_Instruction_
Pick every line with "interact" from the material below.

_Raw records_
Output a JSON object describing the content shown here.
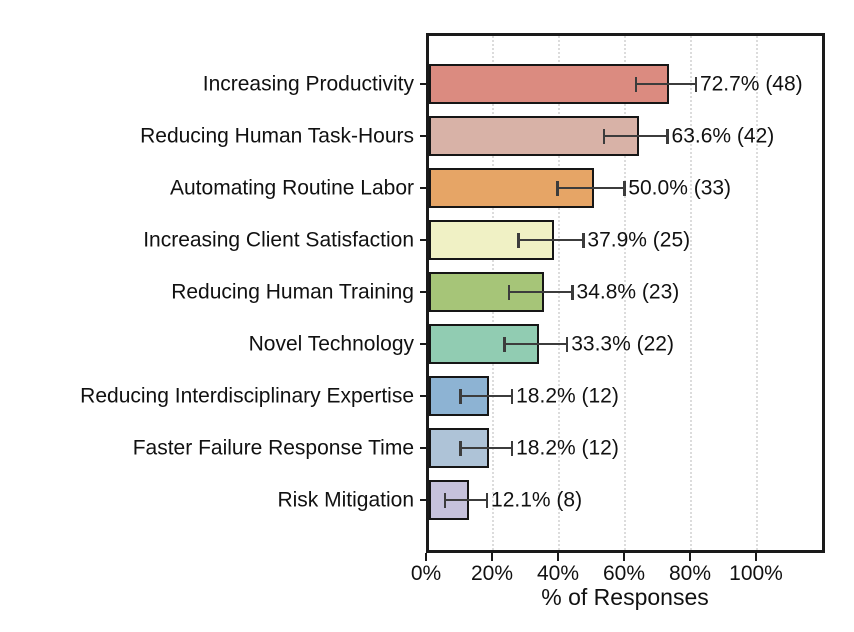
{
  "chart_data": {
    "type": "bar",
    "orientation": "horizontal",
    "xlabel": "% of Responses",
    "xlim": [
      0,
      121
    ],
    "grid": "vertical-dotted",
    "legend": "none",
    "x_ticks": [
      {
        "value": 0,
        "label": "0%"
      },
      {
        "value": 20,
        "label": "20%"
      },
      {
        "value": 40,
        "label": "40%"
      },
      {
        "value": 60,
        "label": "60%"
      },
      {
        "value": 80,
        "label": "80%"
      },
      {
        "value": 100,
        "label": "100%"
      }
    ],
    "bars": [
      {
        "category": "Increasing Productivity",
        "value": 72.7,
        "count": 48,
        "label": "72.7% (48)",
        "ci_low": 63.6,
        "ci_high": 81.8,
        "color": "#db8b80"
      },
      {
        "category": "Reducing Human Task-Hours",
        "value": 63.6,
        "count": 42,
        "label": "63.6% (42)",
        "ci_low": 54.0,
        "ci_high": 73.2,
        "color": "#d8b2a7"
      },
      {
        "category": "Automating Routine Labor",
        "value": 50.0,
        "count": 33,
        "label": "50.0% (33)",
        "ci_low": 39.9,
        "ci_high": 60.1,
        "color": "#e6a566"
      },
      {
        "category": "Increasing Client Satisfaction",
        "value": 37.9,
        "count": 25,
        "label": "37.9% (25)",
        "ci_low": 28.1,
        "ci_high": 47.7,
        "color": "#f0f1c5"
      },
      {
        "category": "Reducing Human Training",
        "value": 34.8,
        "count": 23,
        "label": "34.8% (23)",
        "ci_low": 25.2,
        "ci_high": 44.4,
        "color": "#a6c578"
      },
      {
        "category": "Novel Technology",
        "value": 33.3,
        "count": 22,
        "label": "33.3% (22)",
        "ci_low": 23.8,
        "ci_high": 42.8,
        "color": "#91ccb2"
      },
      {
        "category": "Reducing Interdisciplinary Expertise",
        "value": 18.2,
        "count": 12,
        "label": "18.2% (12)",
        "ci_low": 10.4,
        "ci_high": 26.1,
        "color": "#8db3d3"
      },
      {
        "category": "Faster Failure Response Time",
        "value": 18.2,
        "count": 12,
        "label": "18.2% (12)",
        "ci_low": 10.4,
        "ci_high": 26.1,
        "color": "#aec3d7"
      },
      {
        "category": "Risk Mitigation",
        "value": 12.1,
        "count": 8,
        "label": "12.1% (8)",
        "ci_low": 5.7,
        "ci_high": 18.5,
        "color": "#c6c2dc"
      }
    ],
    "colors": {
      "frame": "#1a1a1a",
      "bar_edge": "#161616",
      "error_bar": "#3c3c3c",
      "gridline": "#dcdcdc",
      "text": "#111111",
      "background": "#ffffff"
    }
  }
}
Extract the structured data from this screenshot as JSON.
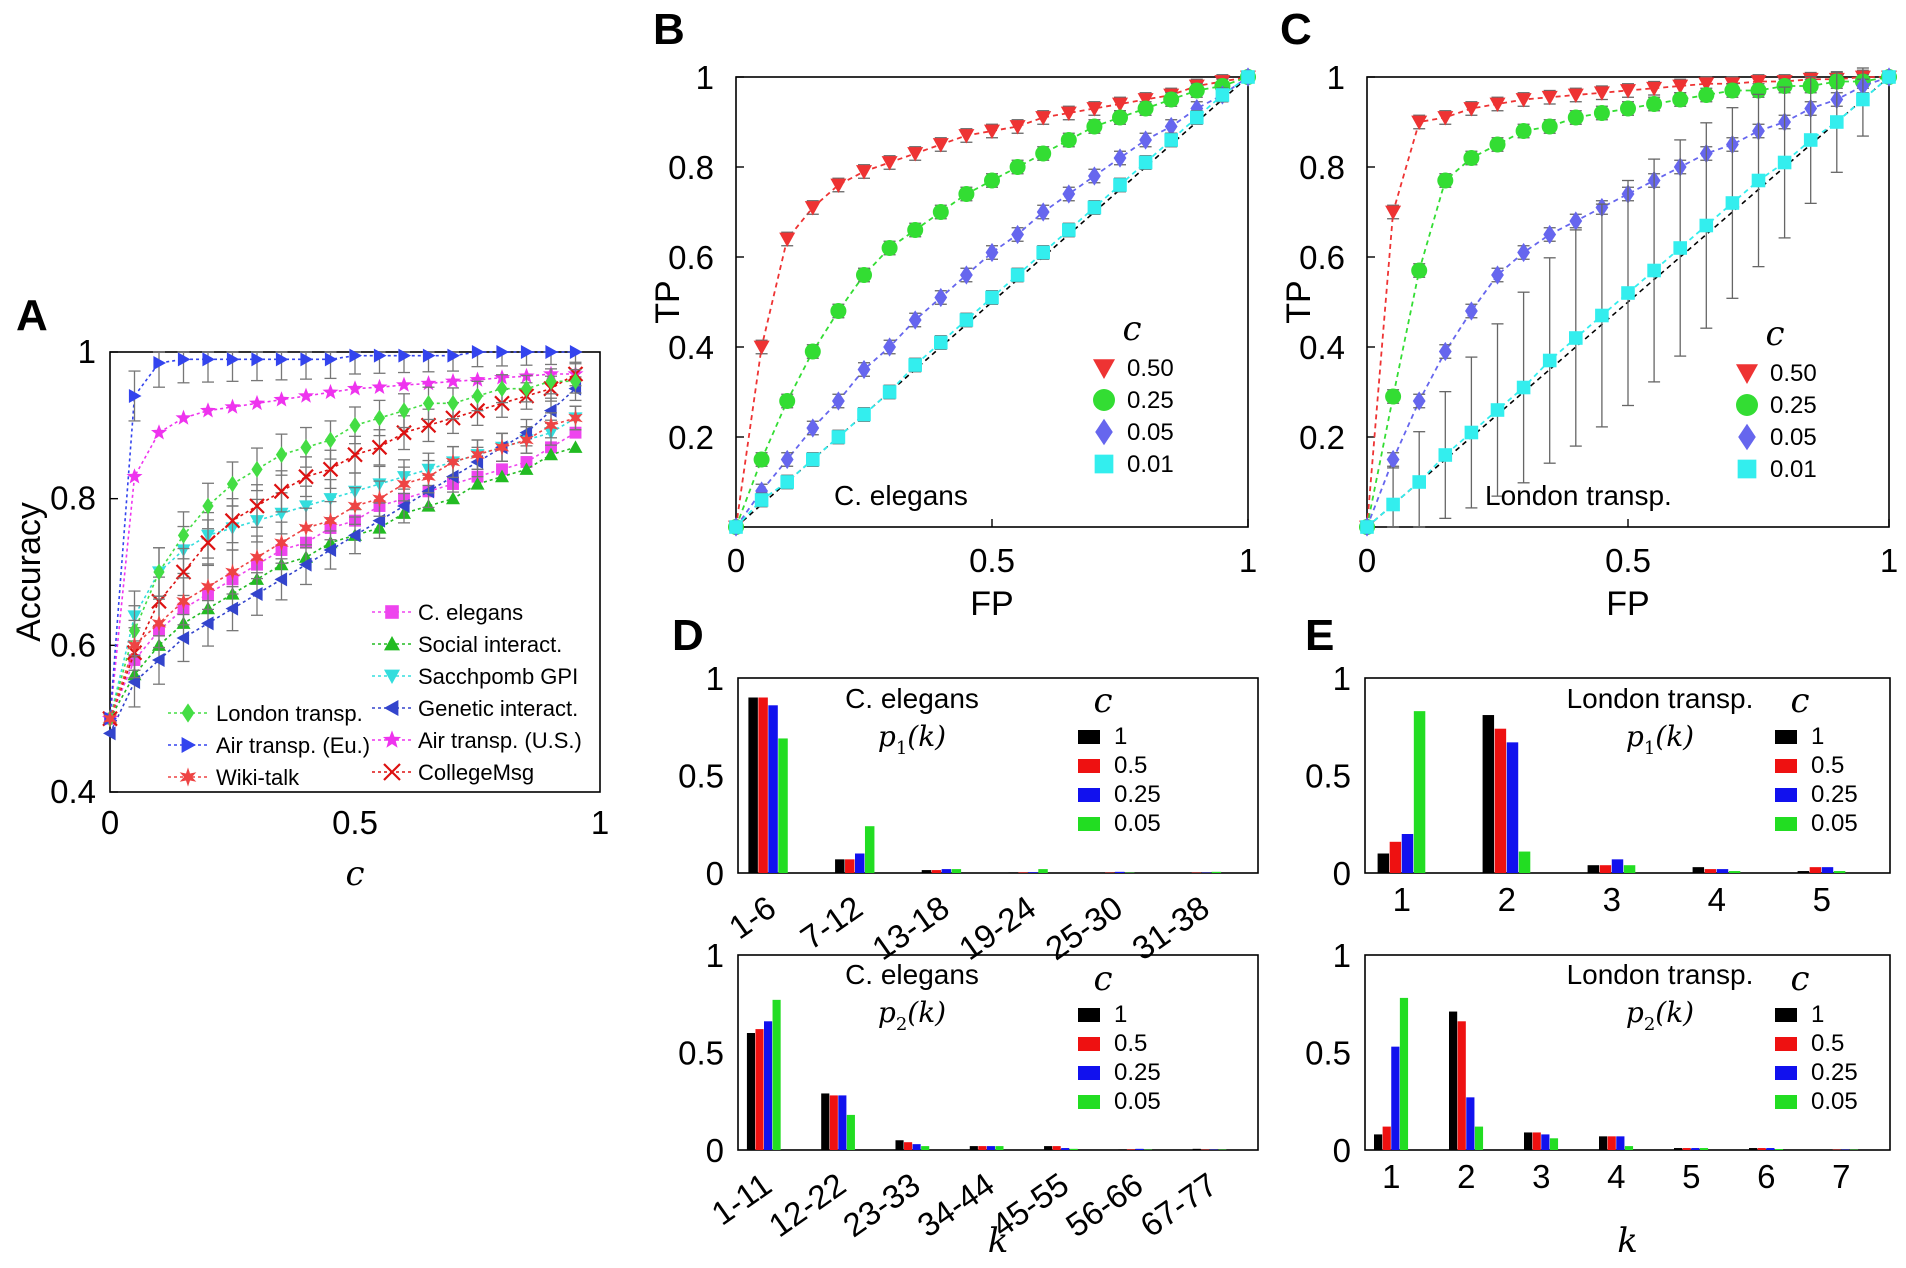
{
  "panel_labels": [
    "A",
    "B",
    "C",
    "D",
    "E"
  ],
  "chart_data": [
    {
      "id": "A",
      "type": "line",
      "xlabel": "c",
      "ylabel": "Accuracy",
      "xlim": [
        0,
        1
      ],
      "ylim": [
        0.4,
        1
      ],
      "xticks": [
        "0",
        "0.5",
        "1"
      ],
      "yticks": [
        "0.4",
        "0.6",
        "0.8",
        "1"
      ],
      "x": [
        0,
        0.05,
        0.1,
        0.15,
        0.2,
        0.25,
        0.3,
        0.35,
        0.4,
        0.45,
        0.5,
        0.55,
        0.6,
        0.65,
        0.7,
        0.75,
        0.8,
        0.85,
        0.9,
        0.95
      ],
      "series": [
        {
          "name": "C. elegans",
          "color": "#ee44ee",
          "marker": "square",
          "errors": false,
          "values": [
            0.5,
            0.58,
            0.62,
            0.65,
            0.67,
            0.69,
            0.71,
            0.73,
            0.74,
            0.76,
            0.77,
            0.79,
            0.8,
            0.81,
            0.82,
            0.83,
            0.84,
            0.85,
            0.87,
            0.89
          ]
        },
        {
          "name": "Social interact.",
          "color": "#22bb22",
          "marker": "triangle-up",
          "errors": false,
          "values": [
            0.5,
            0.56,
            0.6,
            0.63,
            0.65,
            0.67,
            0.69,
            0.71,
            0.72,
            0.74,
            0.75,
            0.76,
            0.78,
            0.79,
            0.8,
            0.82,
            0.83,
            0.84,
            0.86,
            0.87
          ]
        },
        {
          "name": "Sacchpomb GPI",
          "color": "#33dddd",
          "marker": "triangle-down",
          "errors": true,
          "values": [
            0.5,
            0.64,
            0.7,
            0.73,
            0.75,
            0.76,
            0.77,
            0.78,
            0.79,
            0.8,
            0.81,
            0.82,
            0.83,
            0.84,
            0.85,
            0.86,
            0.87,
            0.88,
            0.89,
            0.91
          ]
        },
        {
          "name": "Genetic interact.",
          "color": "#3344cc",
          "marker": "triangle-left",
          "errors": true,
          "values": [
            0.48,
            0.55,
            0.58,
            0.61,
            0.63,
            0.65,
            0.67,
            0.69,
            0.71,
            0.73,
            0.75,
            0.77,
            0.79,
            0.81,
            0.83,
            0.85,
            0.87,
            0.89,
            0.92,
            0.95
          ]
        },
        {
          "name": "Air transp. (U.S.)",
          "color": "#ee33ee",
          "marker": "star",
          "errors": false,
          "values": [
            0.5,
            0.83,
            0.89,
            0.91,
            0.92,
            0.925,
            0.93,
            0.935,
            0.94,
            0.945,
            0.95,
            0.952,
            0.955,
            0.957,
            0.96,
            0.962,
            0.965,
            0.967,
            0.97,
            0.97
          ]
        },
        {
          "name": "CollegeMsg",
          "color": "#dd1111",
          "marker": "x",
          "errors": true,
          "values": [
            0.5,
            0.59,
            0.66,
            0.7,
            0.74,
            0.77,
            0.79,
            0.81,
            0.83,
            0.84,
            0.86,
            0.87,
            0.89,
            0.9,
            0.91,
            0.92,
            0.93,
            0.94,
            0.95,
            0.97
          ]
        },
        {
          "name": "London transp.",
          "color": "#44dd44",
          "marker": "diamond",
          "errors": true,
          "values": [
            0.5,
            0.62,
            0.7,
            0.75,
            0.79,
            0.82,
            0.84,
            0.86,
            0.87,
            0.88,
            0.9,
            0.91,
            0.92,
            0.93,
            0.93,
            0.94,
            0.95,
            0.95,
            0.96,
            0.96
          ]
        },
        {
          "name": "Air transp. (Eu.)",
          "color": "#3344ee",
          "marker": "triangle-right",
          "errors": true,
          "values": [
            0.5,
            0.94,
            0.985,
            0.99,
            0.99,
            0.99,
            0.99,
            0.99,
            0.99,
            0.99,
            0.995,
            0.995,
            0.995,
            0.995,
            0.995,
            1,
            1,
            1,
            1,
            1
          ]
        },
        {
          "name": "Wiki-talk",
          "color": "#ee4444",
          "marker": "hexstar",
          "errors": true,
          "values": [
            0.5,
            0.6,
            0.63,
            0.66,
            0.68,
            0.7,
            0.72,
            0.74,
            0.76,
            0.77,
            0.79,
            0.8,
            0.82,
            0.83,
            0.85,
            0.86,
            0.87,
            0.88,
            0.9,
            0.91
          ]
        }
      ],
      "legend_right": [
        "C. elegans",
        "Social interact.",
        "Sacchpomb GPI",
        "Genetic interact.",
        "Air transp. (U.S.)",
        "CollegeMsg"
      ],
      "legend_left": [
        "London transp.",
        "Air transp. (Eu.)",
        "Wiki-talk"
      ]
    },
    {
      "id": "B",
      "type": "line",
      "annotation": "C. elegans",
      "xlabel": "FP",
      "ylabel": "TP",
      "xlim": [
        0,
        1
      ],
      "ylim": [
        0,
        1
      ],
      "xticks": [
        "0",
        "0.5",
        "1"
      ],
      "yticks": [
        "0.2",
        "0.4",
        "0.6",
        "0.8",
        "1"
      ],
      "legend_title": "c",
      "x": [
        0,
        0.05,
        0.1,
        0.15,
        0.2,
        0.25,
        0.3,
        0.35,
        0.4,
        0.45,
        0.5,
        0.55,
        0.6,
        0.65,
        0.7,
        0.75,
        0.8,
        0.85,
        0.9,
        0.95,
        1
      ],
      "series": [
        {
          "name": "0.50",
          "color": "#ee3333",
          "marker": "triangle-down",
          "values": [
            0,
            0.4,
            0.64,
            0.71,
            0.76,
            0.79,
            0.81,
            0.83,
            0.85,
            0.87,
            0.88,
            0.89,
            0.91,
            0.92,
            0.93,
            0.94,
            0.95,
            0.96,
            0.98,
            0.99,
            1
          ]
        },
        {
          "name": "0.25",
          "color": "#33dd33",
          "marker": "circle",
          "values": [
            0,
            0.15,
            0.28,
            0.39,
            0.48,
            0.56,
            0.62,
            0.66,
            0.7,
            0.74,
            0.77,
            0.8,
            0.83,
            0.86,
            0.89,
            0.91,
            0.93,
            0.95,
            0.97,
            0.98,
            1
          ]
        },
        {
          "name": "0.05",
          "color": "#6666ee",
          "marker": "diamond",
          "values": [
            0,
            0.08,
            0.15,
            0.22,
            0.28,
            0.35,
            0.4,
            0.46,
            0.51,
            0.56,
            0.61,
            0.65,
            0.7,
            0.74,
            0.78,
            0.82,
            0.86,
            0.89,
            0.93,
            0.96,
            1
          ]
        },
        {
          "name": "0.01",
          "color": "#33eeee",
          "marker": "square",
          "values": [
            0,
            0.06,
            0.1,
            0.15,
            0.2,
            0.25,
            0.3,
            0.36,
            0.41,
            0.46,
            0.51,
            0.56,
            0.61,
            0.66,
            0.71,
            0.76,
            0.81,
            0.86,
            0.91,
            0.96,
            1
          ]
        }
      ]
    },
    {
      "id": "C",
      "type": "line",
      "annotation": "London transp.",
      "xlabel": "FP",
      "ylabel": "TP",
      "xlim": [
        0,
        1
      ],
      "ylim": [
        0,
        1
      ],
      "xticks": [
        "0",
        "0.5",
        "1"
      ],
      "yticks": [
        "0.2",
        "0.4",
        "0.6",
        "0.8",
        "1"
      ],
      "legend_title": "c",
      "x": [
        0,
        0.05,
        0.1,
        0.15,
        0.2,
        0.25,
        0.3,
        0.35,
        0.4,
        0.45,
        0.5,
        0.55,
        0.6,
        0.65,
        0.7,
        0.75,
        0.8,
        0.85,
        0.9,
        0.95,
        1
      ],
      "series": [
        {
          "name": "0.50",
          "color": "#ee3333",
          "marker": "triangle-down",
          "values": [
            0,
            0.7,
            0.9,
            0.91,
            0.93,
            0.94,
            0.95,
            0.955,
            0.96,
            0.965,
            0.97,
            0.975,
            0.98,
            0.985,
            0.985,
            0.99,
            0.99,
            0.995,
            0.995,
            1,
            1
          ]
        },
        {
          "name": "0.25",
          "color": "#33dd33",
          "marker": "circle",
          "values": [
            0,
            0.29,
            0.57,
            0.77,
            0.82,
            0.85,
            0.88,
            0.89,
            0.91,
            0.92,
            0.93,
            0.94,
            0.95,
            0.96,
            0.97,
            0.97,
            0.98,
            0.98,
            0.99,
            0.99,
            1
          ]
        },
        {
          "name": "0.05",
          "color": "#6666ee",
          "marker": "diamond",
          "values": [
            0,
            0.15,
            0.28,
            0.39,
            0.48,
            0.56,
            0.61,
            0.65,
            0.68,
            0.71,
            0.74,
            0.77,
            0.8,
            0.83,
            0.85,
            0.88,
            0.9,
            0.93,
            0.95,
            0.98,
            1
          ]
        },
        {
          "name": "0.01",
          "color": "#33eeee",
          "marker": "square",
          "values": [
            0,
            0.05,
            0.1,
            0.16,
            0.21,
            0.26,
            0.31,
            0.37,
            0.42,
            0.47,
            0.52,
            0.57,
            0.62,
            0.67,
            0.72,
            0.77,
            0.81,
            0.86,
            0.9,
            0.95,
            1
          ]
        }
      ]
    },
    {
      "id": "D1",
      "type": "bar",
      "annotation": "C. elegans",
      "ylabel_math": "p1(k)",
      "ylim": [
        0,
        1
      ],
      "yticks": [
        "0",
        "0.5",
        "1"
      ],
      "categories": [
        "1-6",
        "7-12",
        "13-18",
        "19-24",
        "25-30",
        "31-38"
      ],
      "legend_title": "c",
      "series": [
        {
          "name": "1",
          "color": "#000000",
          "values": [
            0.9,
            0.07,
            0.015,
            0.003,
            0.002,
            0.002
          ]
        },
        {
          "name": "0.5",
          "color": "#ee1111",
          "values": [
            0.9,
            0.07,
            0.015,
            0.003,
            0.002,
            0.002
          ]
        },
        {
          "name": "0.25",
          "color": "#1111ee",
          "values": [
            0.86,
            0.1,
            0.02,
            0.004,
            0.006,
            0.002
          ]
        },
        {
          "name": "0.05",
          "color": "#22dd22",
          "values": [
            0.69,
            0.24,
            0.02,
            0.02,
            0.002,
            0.006
          ]
        }
      ]
    },
    {
      "id": "D2",
      "type": "bar",
      "annotation": "C. elegans",
      "ylabel_math": "p2(k)",
      "xlabel": "k",
      "ylim": [
        0,
        1
      ],
      "yticks": [
        "0",
        "0.5",
        "1"
      ],
      "categories": [
        "1-11",
        "12-22",
        "23-33",
        "34-44",
        "45-55",
        "56-66",
        "67-77"
      ],
      "legend_title": "c",
      "series": [
        {
          "name": "1",
          "color": "#000000",
          "values": [
            0.6,
            0.29,
            0.05,
            0.02,
            0.02,
            0.003,
            0.006
          ]
        },
        {
          "name": "0.5",
          "color": "#ee1111",
          "values": [
            0.62,
            0.28,
            0.04,
            0.02,
            0.02,
            0.003,
            0.002
          ]
        },
        {
          "name": "0.25",
          "color": "#1111ee",
          "values": [
            0.66,
            0.28,
            0.03,
            0.02,
            0.01,
            0.006,
            0.002
          ]
        },
        {
          "name": "0.05",
          "color": "#22dd22",
          "values": [
            0.77,
            0.18,
            0.02,
            0.02,
            0.006,
            0.002,
            0.002
          ]
        }
      ]
    },
    {
      "id": "E1",
      "type": "bar",
      "annotation": "London transp.",
      "ylabel_math": "p1(k)",
      "ylim": [
        0,
        1
      ],
      "yticks": [
        "0",
        "0.5",
        "1"
      ],
      "categories": [
        "1",
        "2",
        "3",
        "4",
        "5"
      ],
      "legend_title": "c",
      "series": [
        {
          "name": "1",
          "color": "#000000",
          "values": [
            0.1,
            0.81,
            0.04,
            0.03,
            0.01
          ]
        },
        {
          "name": "0.5",
          "color": "#ee1111",
          "values": [
            0.16,
            0.74,
            0.04,
            0.02,
            0.03
          ]
        },
        {
          "name": "0.25",
          "color": "#1111ee",
          "values": [
            0.2,
            0.67,
            0.07,
            0.02,
            0.03
          ]
        },
        {
          "name": "0.05",
          "color": "#22dd22",
          "values": [
            0.83,
            0.11,
            0.04,
            0.01,
            0.01
          ]
        }
      ]
    },
    {
      "id": "E2",
      "type": "bar",
      "annotation": "London transp.",
      "ylabel_math": "p2(k)",
      "xlabel": "k",
      "ylim": [
        0,
        1
      ],
      "yticks": [
        "0",
        "0.5",
        "1"
      ],
      "categories": [
        "1",
        "2",
        "3",
        "4",
        "5",
        "6",
        "7"
      ],
      "legend_title": "c",
      "series": [
        {
          "name": "1",
          "color": "#000000",
          "values": [
            0.08,
            0.71,
            0.09,
            0.07,
            0.01,
            0.01,
            0.002
          ]
        },
        {
          "name": "0.5",
          "color": "#ee1111",
          "values": [
            0.12,
            0.66,
            0.09,
            0.07,
            0.01,
            0.01,
            0.002
          ]
        },
        {
          "name": "0.25",
          "color": "#1111ee",
          "values": [
            0.53,
            0.27,
            0.08,
            0.07,
            0.01,
            0.01,
            0.002
          ]
        },
        {
          "name": "0.05",
          "color": "#22dd22",
          "values": [
            0.78,
            0.12,
            0.06,
            0.02,
            0.01,
            0.005,
            0.002
          ]
        }
      ]
    }
  ]
}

_Correct response_
          "name": "Social interact.",
          "name": "Genetic interact.",
        "Social interact.",
        "Genetic interact.",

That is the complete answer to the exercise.